PROBLEMS TO SOLVE:
1: In the question about sorting with costly comparisons, rewrite the passage between "Please assume for" and "calls to cmp(i,j)?", inclusive, putting "improvements" in place of "optimizations".
2: Pick up the question about sorting with costly comparisons after its last sentence and carry it on.

PROVIDED PASSAGE:
☆ ☆ ☆ ☆

Problem
I have an application where I want to sort an array a of elements a0, a1,...,an-1. I have a comparison function cmp(i,j) that compares elements ai and aj and a swap function swap(i,j), that swaps elements ai and aj of the array. In the application, execution of the cmp(i,j) function might be extremely expensive, to the point where one execution of cmp(i,j) takes longer than any other steps in the sort (except for other cmp(i,j) calls, of course) together. You may think of cmp(i,j) as a rather lengthy IO operation.
Please assume for the sake of this question that there is no way to make cmp(i,j) faster. Assume all optimizations that could possibly make cmp(i,j) faster have already been done.
Questions
Is there a sorting algorithm that minimizes the number of calls to cmp(i,j)?
It is possible in my application to write a predicate expensive(i,j) that is true iff a call to cmp(i,j) would take a long time. expensive(i,j) is cheap and expensive(i,j) ∧ expensive(j,k) → expensive(i,k) mostly holds in my current application. This is not guaranteed though.
Would the existance of expensive(i,j) allow for a better algorithm that tries to avoid expensive comparing operations? If yes, can you point me to such an algorithm?
I'd like pointers to further material on this topic.
Example
This is an example that is not entirely unlike the application I have.
Consider a set of possibly large files. In this application the goal is to find duplicate files among them. This essentially boils down to sorting the files by some arbitrary criterium and then traversing them in order, outputting sequences of equal files that were encountered.
Of course reader in large amounts of data is expensive, therefor one can, for instance, only read the first megabyte of each file and calculate a hash function on this data. If the files compare equal, so do the hashes, but the reverse may not hold. Two large file could only differ in one byte near the end.

☆ ☆ ☆ ☆

EXCERPTED RECORDS:
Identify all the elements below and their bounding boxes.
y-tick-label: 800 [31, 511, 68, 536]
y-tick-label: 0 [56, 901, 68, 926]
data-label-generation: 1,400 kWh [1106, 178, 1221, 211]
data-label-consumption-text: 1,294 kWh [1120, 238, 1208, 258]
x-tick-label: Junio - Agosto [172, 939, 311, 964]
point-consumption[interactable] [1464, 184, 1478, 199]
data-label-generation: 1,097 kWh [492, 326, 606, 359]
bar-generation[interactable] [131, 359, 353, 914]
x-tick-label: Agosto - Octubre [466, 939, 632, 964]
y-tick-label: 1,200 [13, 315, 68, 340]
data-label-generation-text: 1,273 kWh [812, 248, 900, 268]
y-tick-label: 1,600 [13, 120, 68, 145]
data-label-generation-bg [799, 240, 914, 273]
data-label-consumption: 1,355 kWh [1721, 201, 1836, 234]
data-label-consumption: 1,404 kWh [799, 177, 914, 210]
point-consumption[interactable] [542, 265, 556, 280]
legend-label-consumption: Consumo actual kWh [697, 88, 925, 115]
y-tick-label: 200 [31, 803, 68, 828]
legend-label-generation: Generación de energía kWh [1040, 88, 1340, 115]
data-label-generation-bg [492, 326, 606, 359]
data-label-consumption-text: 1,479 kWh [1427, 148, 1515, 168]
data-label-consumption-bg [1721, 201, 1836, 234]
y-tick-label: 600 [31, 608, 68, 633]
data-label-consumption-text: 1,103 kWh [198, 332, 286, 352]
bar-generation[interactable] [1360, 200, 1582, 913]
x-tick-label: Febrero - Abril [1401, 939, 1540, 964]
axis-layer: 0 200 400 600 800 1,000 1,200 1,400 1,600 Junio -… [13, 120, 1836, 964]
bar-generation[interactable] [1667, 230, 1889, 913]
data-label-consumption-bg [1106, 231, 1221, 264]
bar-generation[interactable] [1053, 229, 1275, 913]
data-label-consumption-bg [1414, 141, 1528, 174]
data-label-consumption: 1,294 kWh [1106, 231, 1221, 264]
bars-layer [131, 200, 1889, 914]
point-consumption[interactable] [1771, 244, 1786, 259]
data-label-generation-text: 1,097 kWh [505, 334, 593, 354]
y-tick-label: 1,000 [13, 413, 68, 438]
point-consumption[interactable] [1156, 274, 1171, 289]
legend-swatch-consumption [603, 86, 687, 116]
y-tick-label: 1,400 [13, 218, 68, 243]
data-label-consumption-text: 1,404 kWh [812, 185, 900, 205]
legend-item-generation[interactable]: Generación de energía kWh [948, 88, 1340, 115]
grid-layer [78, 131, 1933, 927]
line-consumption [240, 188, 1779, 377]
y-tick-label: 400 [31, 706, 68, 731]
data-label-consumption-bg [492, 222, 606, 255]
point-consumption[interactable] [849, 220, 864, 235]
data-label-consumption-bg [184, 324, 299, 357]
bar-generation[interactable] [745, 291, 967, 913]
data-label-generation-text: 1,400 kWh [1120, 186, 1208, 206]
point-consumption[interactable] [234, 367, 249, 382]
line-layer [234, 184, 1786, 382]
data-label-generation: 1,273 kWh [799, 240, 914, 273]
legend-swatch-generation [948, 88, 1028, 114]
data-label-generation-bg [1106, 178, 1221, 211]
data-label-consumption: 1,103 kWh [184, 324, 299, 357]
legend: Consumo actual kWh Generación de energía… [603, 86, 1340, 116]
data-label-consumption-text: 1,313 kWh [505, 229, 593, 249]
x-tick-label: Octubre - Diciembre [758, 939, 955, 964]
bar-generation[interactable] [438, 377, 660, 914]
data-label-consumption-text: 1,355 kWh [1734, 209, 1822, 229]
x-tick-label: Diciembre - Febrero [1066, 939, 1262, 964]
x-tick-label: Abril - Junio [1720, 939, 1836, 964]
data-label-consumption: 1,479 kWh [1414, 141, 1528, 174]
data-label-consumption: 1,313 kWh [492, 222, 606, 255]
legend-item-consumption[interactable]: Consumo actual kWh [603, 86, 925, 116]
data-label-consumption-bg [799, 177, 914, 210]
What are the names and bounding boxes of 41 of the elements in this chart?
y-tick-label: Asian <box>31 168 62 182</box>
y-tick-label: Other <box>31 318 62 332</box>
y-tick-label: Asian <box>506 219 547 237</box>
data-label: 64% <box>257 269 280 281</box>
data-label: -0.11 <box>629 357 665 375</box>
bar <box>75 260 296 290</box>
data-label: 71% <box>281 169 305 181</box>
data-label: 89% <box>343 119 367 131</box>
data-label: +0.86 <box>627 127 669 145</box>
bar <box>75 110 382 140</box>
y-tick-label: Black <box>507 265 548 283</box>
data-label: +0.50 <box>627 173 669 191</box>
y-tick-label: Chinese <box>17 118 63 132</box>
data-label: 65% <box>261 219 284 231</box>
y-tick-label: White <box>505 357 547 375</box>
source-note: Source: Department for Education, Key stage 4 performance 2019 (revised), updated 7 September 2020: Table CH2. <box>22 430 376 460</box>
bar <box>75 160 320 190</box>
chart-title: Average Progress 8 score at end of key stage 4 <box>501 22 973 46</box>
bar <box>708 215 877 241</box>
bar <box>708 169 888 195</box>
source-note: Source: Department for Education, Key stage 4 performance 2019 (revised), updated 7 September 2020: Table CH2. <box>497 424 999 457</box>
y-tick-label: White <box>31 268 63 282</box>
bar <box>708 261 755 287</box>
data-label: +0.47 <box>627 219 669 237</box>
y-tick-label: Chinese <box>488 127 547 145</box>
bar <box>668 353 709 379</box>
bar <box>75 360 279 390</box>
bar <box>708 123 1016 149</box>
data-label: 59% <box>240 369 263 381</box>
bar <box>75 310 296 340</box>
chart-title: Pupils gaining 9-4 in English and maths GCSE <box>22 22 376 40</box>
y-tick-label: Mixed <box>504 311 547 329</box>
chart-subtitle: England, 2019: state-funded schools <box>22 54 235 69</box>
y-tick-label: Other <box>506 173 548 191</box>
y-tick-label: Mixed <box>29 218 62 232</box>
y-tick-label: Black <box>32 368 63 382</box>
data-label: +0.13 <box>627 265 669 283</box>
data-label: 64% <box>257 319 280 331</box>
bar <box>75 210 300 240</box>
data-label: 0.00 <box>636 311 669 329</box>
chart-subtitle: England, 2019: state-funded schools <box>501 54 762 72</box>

☆ ☆ ☆ ☆

ANSWERS PROVIDED:
1:
Please assume for the sake of this question that there is no way to make cmp(i,j) faster. Assume all improvements that could possibly make cmp(i,j) faster have already been done.
Questions
Is there a sorting algorithm that minimizes the number of calls to cmp(i,j)?

2:
The implementation of expensive(i,j) in this case is simply a check whether the hashes are equal. If they are, an expensive deep comparison is neccessary.
I'll try to answer each question as best as I can.
Is there a sorting algorithm that minimizes the number of calls to cmp(i,j)?
Traditional sorting methods may have some variation, but in general, there is a mathematical limit to the minimum number of comparisons necessary to sort a list, and most algorithms take advantage of that, since comparisons are often not inexpensive. You could try sorting by something else, or try using a shortcut that may be faster that may approximate the real solution.
Would the existance of expensive(i,j) allow for a better algorithm that tries to avoid expensive comparing operations? If yes, can you point me to such an algorithm?
I don't think you can get around the necessity of doing at least the minimum number of comparisons, but you may be able to change what you compare. If you can compare hashes or subsets of the data instead of the whole thing, that could certainly be helpful. Anything you can do to simplify the comparison operation will make a big difference, but without knowing specific details of the data, it's hard to suggest specific solutions.
I'd like pointers to further material on this topic.
Check these out:
Apparently Donald Knuth's The Art of Computer Programming, Volume 3 has a section on this topic, but I don't have a copy handy.
Wikipedia of course has some insight into the matter.
Sorting an array with minimal number of comparisons
How do I figure out the minimum number of swaps to sort a list in-place?
Limitations of comparison based sorting techniques
The theoretical minimum number of comparisons needed to sort an array of n elements on average is lg (n!), which is about n lg n - n. There's no way to do better than this on average if you're using comparisons to order the elements.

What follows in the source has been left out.